TASK REQUIREMENTS
Set down each record below precisely, skipping the pictures.

SUPPLIED DATA
** Start **
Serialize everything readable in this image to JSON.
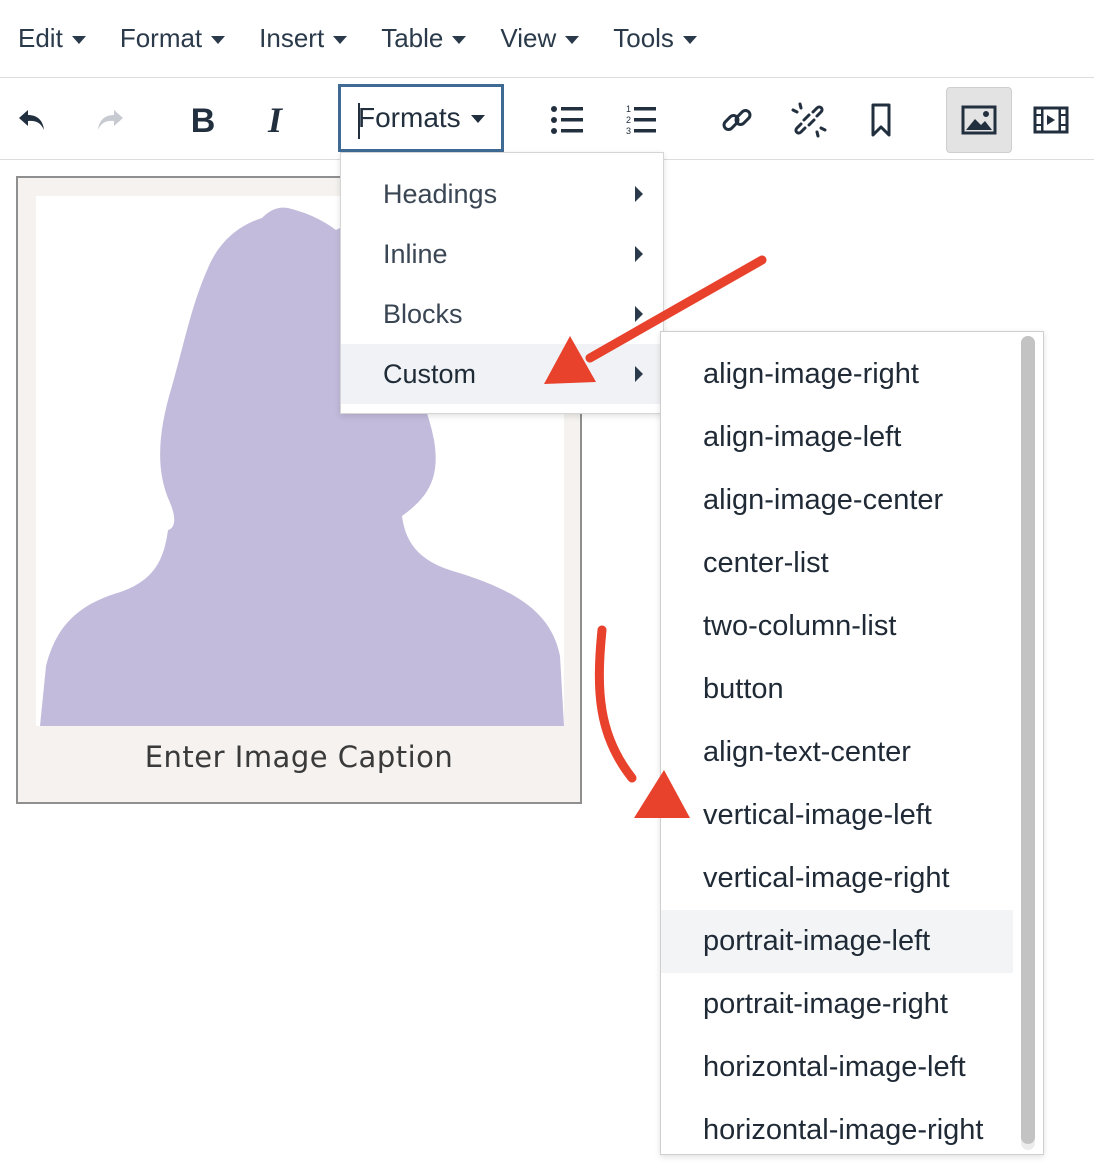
{
  "menubar": {
    "items": [
      {
        "label": "Edit"
      },
      {
        "label": "Format"
      },
      {
        "label": "Insert"
      },
      {
        "label": "Table"
      },
      {
        "label": "View"
      },
      {
        "label": "Tools"
      }
    ]
  },
  "toolbar": {
    "formats_label": "Formats",
    "buttons": [
      {
        "icon": "undo-icon"
      },
      {
        "icon": "redo-icon"
      },
      {
        "icon": "bold-icon"
      },
      {
        "icon": "italic-icon"
      },
      {
        "icon": "bullet-list-icon"
      },
      {
        "icon": "numbered-list-icon"
      },
      {
        "icon": "link-icon"
      },
      {
        "icon": "unlink-icon"
      },
      {
        "icon": "bookmark-icon"
      },
      {
        "icon": "image-icon",
        "active": true
      },
      {
        "icon": "media-icon"
      }
    ]
  },
  "figure": {
    "caption": "Enter Image Caption"
  },
  "formats_dropdown": {
    "items": [
      {
        "label": "Headings"
      },
      {
        "label": "Inline"
      },
      {
        "label": "Blocks"
      },
      {
        "label": "Custom",
        "selected": true
      }
    ]
  },
  "custom_submenu": {
    "items": [
      {
        "label": "align-image-right"
      },
      {
        "label": "align-image-left"
      },
      {
        "label": "align-image-center"
      },
      {
        "label": "center-list"
      },
      {
        "label": "two-column-list"
      },
      {
        "label": "button"
      },
      {
        "label": "align-text-center"
      },
      {
        "label": "vertical-image-left"
      },
      {
        "label": "vertical-image-right"
      },
      {
        "label": "portrait-image-left",
        "hover": true
      },
      {
        "label": "portrait-image-right"
      },
      {
        "label": "horizontal-image-left"
      },
      {
        "label": "horizontal-image-right"
      }
    ]
  },
  "colors": {
    "accent_border": "#3e6a94",
    "annotation_arrow": "#e8412c",
    "silhouette": "#c3bbdb"
  }
}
** End **
SOLUTION
Serialize everything readable in this image to JSON.
{
  "menubar": {
    "items": [
      {
        "label": "Edit"
      },
      {
        "label": "Format"
      },
      {
        "label": "Insert"
      },
      {
        "label": "Table"
      },
      {
        "label": "View"
      },
      {
        "label": "Tools"
      }
    ]
  },
  "toolbar": {
    "formats_label": "Formats",
    "buttons": [
      {
        "icon": "undo-icon"
      },
      {
        "icon": "redo-icon"
      },
      {
        "icon": "bold-icon"
      },
      {
        "icon": "italic-icon"
      },
      {
        "icon": "bullet-list-icon"
      },
      {
        "icon": "numbered-list-icon"
      },
      {
        "icon": "link-icon"
      },
      {
        "icon": "unlink-icon"
      },
      {
        "icon": "bookmark-icon"
      },
      {
        "icon": "image-icon",
        "active": true
      },
      {
        "icon": "media-icon"
      }
    ]
  },
  "figure": {
    "caption": "Enter Image Caption"
  },
  "formats_dropdown": {
    "items": [
      {
        "label": "Headings"
      },
      {
        "label": "Inline"
      },
      {
        "label": "Blocks"
      },
      {
        "label": "Custom",
        "selected": true
      }
    ]
  },
  "custom_submenu": {
    "items": [
      {
        "label": "align-image-right"
      },
      {
        "label": "align-image-left"
      },
      {
        "label": "align-image-center"
      },
      {
        "label": "center-list"
      },
      {
        "label": "two-column-list"
      },
      {
        "label": "button"
      },
      {
        "label": "align-text-center"
      },
      {
        "label": "vertical-image-left"
      },
      {
        "label": "vertical-image-right"
      },
      {
        "label": "portrait-image-left",
        "hover": true
      },
      {
        "label": "portrait-image-right"
      },
      {
        "label": "horizontal-image-left"
      },
      {
        "label": "horizontal-image-right"
      }
    ]
  },
  "colors": {
    "accent_border": "#3e6a94",
    "annotation_arrow": "#e8412c",
    "silhouette": "#c3bbdb"
  }
}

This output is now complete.